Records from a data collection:
——————————

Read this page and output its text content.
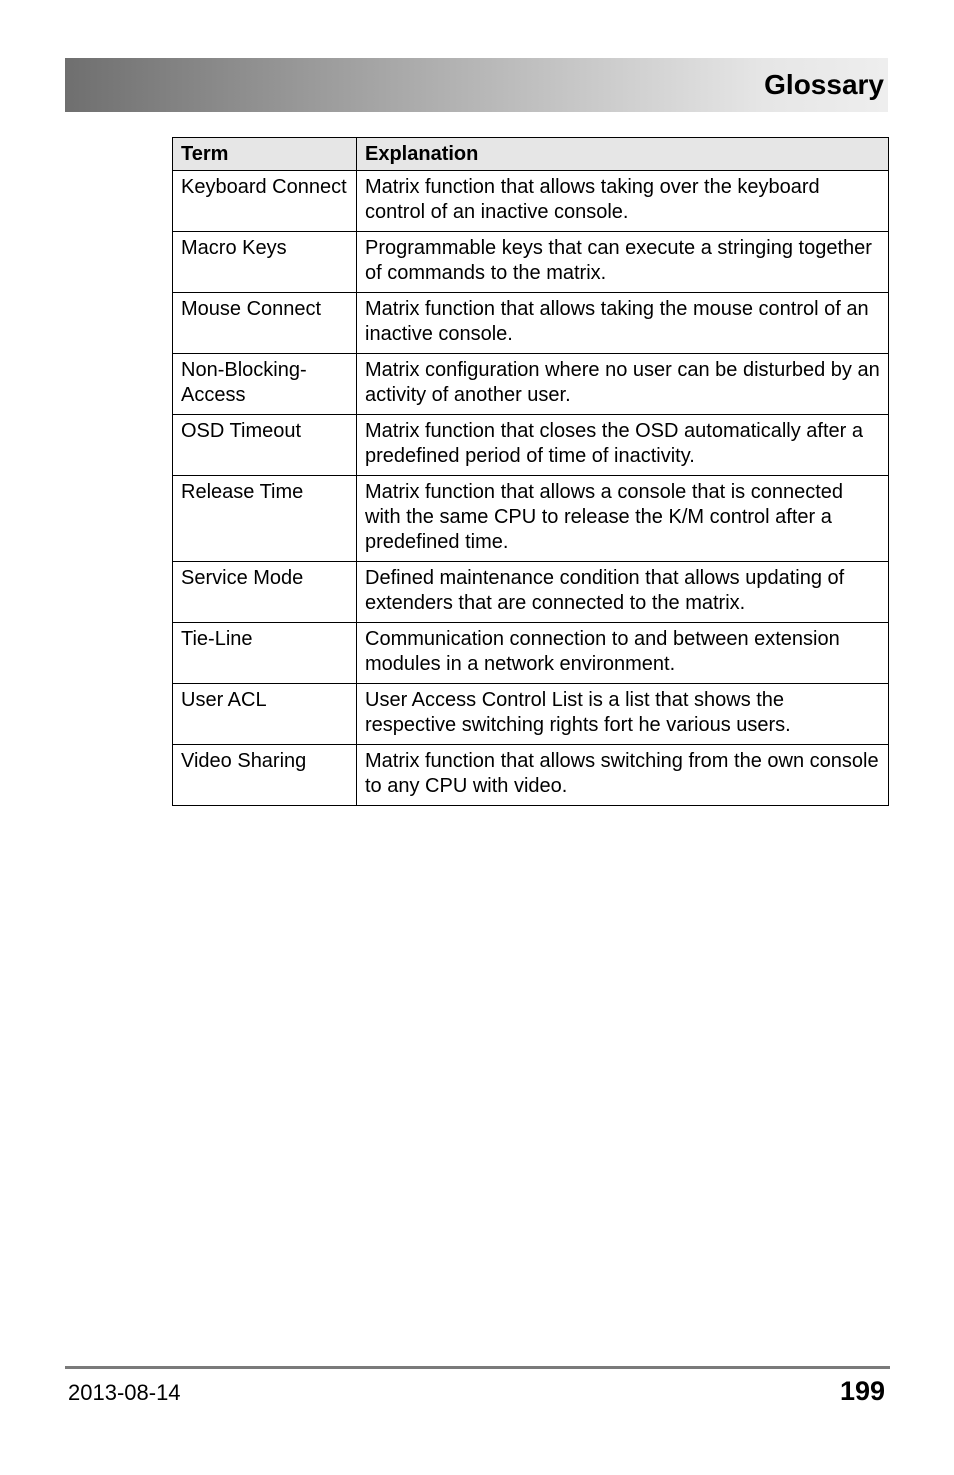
Glossary
Term	Explanation
Keyboard Connect	Matrix function that allows taking over the keyboard control of an inactive console.
Macro Keys	Programmable keys that can execute a stringing together of commands to the matrix.
Mouse Connect	Matrix function that allows taking the mouse control of an inactive console.
Non-Blocking-Access	Matrix configuration where no user can be disturbed by an activity of another user.
OSD Timeout	Matrix function that closes the OSD automatically after a predefined period of time of inactivity.
Release Time	Matrix function that allows a console that is connected with the same CPU to release the K/M control after a predefined time.
Service Mode	Defined maintenance condition that allows updating of extenders that are connected to the matrix.
Tie-Line	Communication connection to and between extension modules in a network environment.
User ACL	User Access Control List is a list that shows the respective switching rights fort he various users.
Video Sharing	Matrix function that allows switching from the own console to any CPU with video.
2013-08-14	199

——————————

Retype the whole listing, keeping every line identical and omitting all pictures.

Read this page and output its text content.
Glossary
Term	Explanation
Keyboard Connect	Matrix function that allows taking over the keyboard control of an inactive console.
Macro Keys	Programmable keys that can execute a stringing together of commands to the matrix.
Mouse Connect	Matrix function that allows taking the mouse control of an inactive console.
Non-Blocking-Access	Matrix configuration where no user can be disturbed by an activity of another user.
OSD Timeout	Matrix function that closes the OSD automatically after a predefined period of time of inactivity.
Release Time	Matrix function that allows a console that is connected with the same CPU to release the K/M control after a predefined time.
Service Mode	Defined maintenance condition that allows updating of extenders that are connected to the matrix.
Tie-Line	Communication connection to and between extension modules in a network environment.
User ACL	User Access Control List is a list that shows the respective switching rights fort he various users.
Video Sharing	Matrix function that allows switching from the own console to any CPU with video.
2013-08-14	199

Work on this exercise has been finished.